EXERCISE INSTRUCTIONS: Below are records. Copy every line with "tercero" in it.

THE RECORDS:
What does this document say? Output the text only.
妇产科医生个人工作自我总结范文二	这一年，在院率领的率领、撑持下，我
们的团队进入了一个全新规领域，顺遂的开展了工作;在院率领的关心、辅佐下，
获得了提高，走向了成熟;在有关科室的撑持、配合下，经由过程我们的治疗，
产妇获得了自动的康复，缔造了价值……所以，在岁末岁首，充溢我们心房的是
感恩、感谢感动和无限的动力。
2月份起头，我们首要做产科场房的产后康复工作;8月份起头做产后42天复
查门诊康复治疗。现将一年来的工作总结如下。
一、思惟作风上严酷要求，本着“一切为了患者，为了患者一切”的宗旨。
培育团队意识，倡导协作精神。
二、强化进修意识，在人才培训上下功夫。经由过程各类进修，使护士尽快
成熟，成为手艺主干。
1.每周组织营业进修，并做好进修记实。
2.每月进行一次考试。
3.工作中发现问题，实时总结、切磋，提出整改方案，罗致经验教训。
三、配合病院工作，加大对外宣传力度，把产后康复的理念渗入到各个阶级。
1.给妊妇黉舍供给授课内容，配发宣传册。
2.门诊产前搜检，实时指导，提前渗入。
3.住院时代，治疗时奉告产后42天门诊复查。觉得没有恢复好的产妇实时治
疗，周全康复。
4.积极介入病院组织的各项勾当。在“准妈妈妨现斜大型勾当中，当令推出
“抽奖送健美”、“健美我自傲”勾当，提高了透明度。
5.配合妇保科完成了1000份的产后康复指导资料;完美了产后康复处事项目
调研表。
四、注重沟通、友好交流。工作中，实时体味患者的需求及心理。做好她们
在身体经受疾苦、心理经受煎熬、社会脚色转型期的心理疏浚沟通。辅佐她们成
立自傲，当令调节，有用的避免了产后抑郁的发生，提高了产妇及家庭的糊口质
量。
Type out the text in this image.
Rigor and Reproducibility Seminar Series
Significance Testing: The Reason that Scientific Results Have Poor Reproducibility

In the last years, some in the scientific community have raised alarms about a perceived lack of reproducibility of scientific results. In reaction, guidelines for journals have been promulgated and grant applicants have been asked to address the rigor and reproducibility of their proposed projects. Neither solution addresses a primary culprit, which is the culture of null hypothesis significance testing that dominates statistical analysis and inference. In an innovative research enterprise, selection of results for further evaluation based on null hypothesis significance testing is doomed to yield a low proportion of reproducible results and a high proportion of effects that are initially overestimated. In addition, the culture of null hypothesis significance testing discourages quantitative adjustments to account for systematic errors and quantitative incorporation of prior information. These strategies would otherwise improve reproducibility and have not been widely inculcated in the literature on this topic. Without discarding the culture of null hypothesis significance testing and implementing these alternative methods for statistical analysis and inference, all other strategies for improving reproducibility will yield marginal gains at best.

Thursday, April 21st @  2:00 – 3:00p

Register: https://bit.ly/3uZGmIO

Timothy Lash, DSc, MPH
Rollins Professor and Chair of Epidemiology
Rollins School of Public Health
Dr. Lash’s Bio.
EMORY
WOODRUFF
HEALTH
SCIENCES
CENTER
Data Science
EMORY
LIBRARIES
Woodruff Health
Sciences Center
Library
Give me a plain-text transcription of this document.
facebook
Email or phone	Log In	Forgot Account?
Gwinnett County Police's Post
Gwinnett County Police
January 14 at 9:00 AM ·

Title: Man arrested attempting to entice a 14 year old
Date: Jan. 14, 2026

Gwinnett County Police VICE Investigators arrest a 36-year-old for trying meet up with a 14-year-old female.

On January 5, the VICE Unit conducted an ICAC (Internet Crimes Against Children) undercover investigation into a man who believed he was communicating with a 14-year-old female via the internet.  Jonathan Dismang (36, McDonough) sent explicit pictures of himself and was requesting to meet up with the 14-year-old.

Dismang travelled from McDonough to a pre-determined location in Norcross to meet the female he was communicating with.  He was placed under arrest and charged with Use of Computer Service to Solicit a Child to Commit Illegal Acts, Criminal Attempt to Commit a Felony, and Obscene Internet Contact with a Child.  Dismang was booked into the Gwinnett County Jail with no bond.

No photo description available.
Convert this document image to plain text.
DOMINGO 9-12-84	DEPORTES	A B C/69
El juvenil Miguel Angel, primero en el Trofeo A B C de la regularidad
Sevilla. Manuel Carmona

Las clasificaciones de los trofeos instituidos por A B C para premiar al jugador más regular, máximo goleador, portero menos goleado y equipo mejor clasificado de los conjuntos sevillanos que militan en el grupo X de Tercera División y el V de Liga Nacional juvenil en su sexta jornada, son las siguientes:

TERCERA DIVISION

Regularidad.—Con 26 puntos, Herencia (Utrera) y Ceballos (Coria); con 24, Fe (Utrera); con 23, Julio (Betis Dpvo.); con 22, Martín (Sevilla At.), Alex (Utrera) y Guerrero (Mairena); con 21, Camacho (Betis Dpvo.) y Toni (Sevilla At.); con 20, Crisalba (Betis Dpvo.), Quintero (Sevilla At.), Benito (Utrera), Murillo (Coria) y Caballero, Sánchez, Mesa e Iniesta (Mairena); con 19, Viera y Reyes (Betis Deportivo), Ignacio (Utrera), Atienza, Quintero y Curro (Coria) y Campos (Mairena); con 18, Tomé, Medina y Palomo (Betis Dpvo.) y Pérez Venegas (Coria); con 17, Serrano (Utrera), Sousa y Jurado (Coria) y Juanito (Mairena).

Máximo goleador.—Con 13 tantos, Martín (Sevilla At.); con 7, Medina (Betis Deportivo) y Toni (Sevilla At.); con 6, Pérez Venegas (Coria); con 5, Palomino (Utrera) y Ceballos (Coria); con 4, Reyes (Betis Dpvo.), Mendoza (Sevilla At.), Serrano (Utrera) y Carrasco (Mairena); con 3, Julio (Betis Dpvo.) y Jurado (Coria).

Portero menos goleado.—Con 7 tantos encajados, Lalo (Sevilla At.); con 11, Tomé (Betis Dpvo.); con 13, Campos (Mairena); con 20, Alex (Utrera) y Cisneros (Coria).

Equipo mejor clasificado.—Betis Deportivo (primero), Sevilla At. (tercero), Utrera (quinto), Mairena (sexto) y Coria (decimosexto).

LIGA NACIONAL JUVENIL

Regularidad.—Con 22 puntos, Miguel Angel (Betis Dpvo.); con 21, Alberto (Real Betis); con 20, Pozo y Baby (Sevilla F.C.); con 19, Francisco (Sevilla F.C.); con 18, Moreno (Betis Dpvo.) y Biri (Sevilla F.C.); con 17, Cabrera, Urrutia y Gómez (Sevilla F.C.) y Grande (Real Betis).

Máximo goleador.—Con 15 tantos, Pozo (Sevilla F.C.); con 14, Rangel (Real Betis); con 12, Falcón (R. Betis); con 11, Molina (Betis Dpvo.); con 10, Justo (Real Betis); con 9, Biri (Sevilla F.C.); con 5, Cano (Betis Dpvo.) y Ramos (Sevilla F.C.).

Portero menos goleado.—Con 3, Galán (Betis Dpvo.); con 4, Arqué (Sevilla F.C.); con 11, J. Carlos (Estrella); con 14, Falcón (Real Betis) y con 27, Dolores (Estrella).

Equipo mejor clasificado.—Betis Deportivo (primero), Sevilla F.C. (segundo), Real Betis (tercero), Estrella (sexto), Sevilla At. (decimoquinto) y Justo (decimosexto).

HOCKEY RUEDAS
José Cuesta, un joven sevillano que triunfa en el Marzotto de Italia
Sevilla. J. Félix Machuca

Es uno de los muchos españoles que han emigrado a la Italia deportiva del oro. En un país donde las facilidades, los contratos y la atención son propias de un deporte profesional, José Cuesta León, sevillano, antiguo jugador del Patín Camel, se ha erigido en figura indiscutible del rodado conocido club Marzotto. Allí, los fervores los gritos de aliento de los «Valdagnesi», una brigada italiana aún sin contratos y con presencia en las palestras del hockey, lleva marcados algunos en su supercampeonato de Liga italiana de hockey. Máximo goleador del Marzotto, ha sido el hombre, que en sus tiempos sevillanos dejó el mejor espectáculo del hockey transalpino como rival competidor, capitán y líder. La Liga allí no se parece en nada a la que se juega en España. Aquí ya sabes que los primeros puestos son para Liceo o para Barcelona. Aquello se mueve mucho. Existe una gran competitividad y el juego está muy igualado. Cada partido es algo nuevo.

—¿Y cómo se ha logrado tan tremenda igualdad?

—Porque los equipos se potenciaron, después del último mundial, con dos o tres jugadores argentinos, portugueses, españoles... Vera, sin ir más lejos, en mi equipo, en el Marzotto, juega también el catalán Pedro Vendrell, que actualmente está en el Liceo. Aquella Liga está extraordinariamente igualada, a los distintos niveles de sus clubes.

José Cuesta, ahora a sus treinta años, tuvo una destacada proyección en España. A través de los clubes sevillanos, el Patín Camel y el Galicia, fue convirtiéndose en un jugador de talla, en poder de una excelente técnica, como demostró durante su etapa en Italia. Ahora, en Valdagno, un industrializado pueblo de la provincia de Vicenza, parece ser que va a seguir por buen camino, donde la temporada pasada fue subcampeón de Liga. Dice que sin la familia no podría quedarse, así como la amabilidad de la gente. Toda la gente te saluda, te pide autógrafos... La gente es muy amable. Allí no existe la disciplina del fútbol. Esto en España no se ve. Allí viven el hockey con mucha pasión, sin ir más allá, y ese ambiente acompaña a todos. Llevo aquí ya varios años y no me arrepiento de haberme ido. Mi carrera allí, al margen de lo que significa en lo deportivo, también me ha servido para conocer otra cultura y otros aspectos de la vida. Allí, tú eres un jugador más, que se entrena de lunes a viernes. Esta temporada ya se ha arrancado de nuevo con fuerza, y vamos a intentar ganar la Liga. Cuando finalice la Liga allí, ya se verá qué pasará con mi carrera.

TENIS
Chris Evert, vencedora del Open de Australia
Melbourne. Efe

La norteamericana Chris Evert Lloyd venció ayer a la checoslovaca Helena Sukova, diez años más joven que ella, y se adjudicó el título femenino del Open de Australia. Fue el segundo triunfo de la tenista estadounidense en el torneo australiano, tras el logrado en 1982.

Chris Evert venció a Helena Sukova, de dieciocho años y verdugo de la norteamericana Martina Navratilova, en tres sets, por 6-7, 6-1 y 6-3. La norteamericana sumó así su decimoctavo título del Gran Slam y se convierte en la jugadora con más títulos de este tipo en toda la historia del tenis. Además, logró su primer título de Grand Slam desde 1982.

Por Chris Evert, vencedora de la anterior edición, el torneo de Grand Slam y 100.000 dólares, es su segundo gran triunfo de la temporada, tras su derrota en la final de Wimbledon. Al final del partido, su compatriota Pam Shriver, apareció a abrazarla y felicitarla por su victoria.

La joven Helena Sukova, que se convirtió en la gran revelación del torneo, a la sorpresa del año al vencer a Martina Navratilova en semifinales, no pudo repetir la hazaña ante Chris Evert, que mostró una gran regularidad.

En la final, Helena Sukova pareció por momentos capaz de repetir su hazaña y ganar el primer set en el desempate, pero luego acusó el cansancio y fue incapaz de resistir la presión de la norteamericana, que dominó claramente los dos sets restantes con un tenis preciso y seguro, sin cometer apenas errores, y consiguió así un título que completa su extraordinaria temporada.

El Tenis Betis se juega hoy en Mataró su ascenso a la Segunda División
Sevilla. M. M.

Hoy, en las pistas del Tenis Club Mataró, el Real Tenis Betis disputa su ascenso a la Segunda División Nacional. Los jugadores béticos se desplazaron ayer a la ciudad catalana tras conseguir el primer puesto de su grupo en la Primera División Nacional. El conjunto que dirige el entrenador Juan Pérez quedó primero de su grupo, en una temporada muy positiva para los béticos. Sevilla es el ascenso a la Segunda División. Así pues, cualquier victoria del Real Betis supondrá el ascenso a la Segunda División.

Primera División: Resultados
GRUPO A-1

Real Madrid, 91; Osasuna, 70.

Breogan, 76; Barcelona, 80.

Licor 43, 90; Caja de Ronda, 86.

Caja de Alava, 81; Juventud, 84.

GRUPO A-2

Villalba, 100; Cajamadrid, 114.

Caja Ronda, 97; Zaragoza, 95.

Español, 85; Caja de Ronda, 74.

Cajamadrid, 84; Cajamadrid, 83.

ANSWER TO THE EXERCISE:
Equipo mejor clasificado.—Betis Deportivo (primero), Sevilla At. (tercero), Utrera (quinto), Mairena (sexto) y Coria (decimosexto).
Equipo mejor clasificado.—Betis Deportivo (primero), Sevilla F.C. (segundo), Real Betis (tercero), Estrella (sexto), Sevilla At. (decimoquinto) y Justo (decimosexto).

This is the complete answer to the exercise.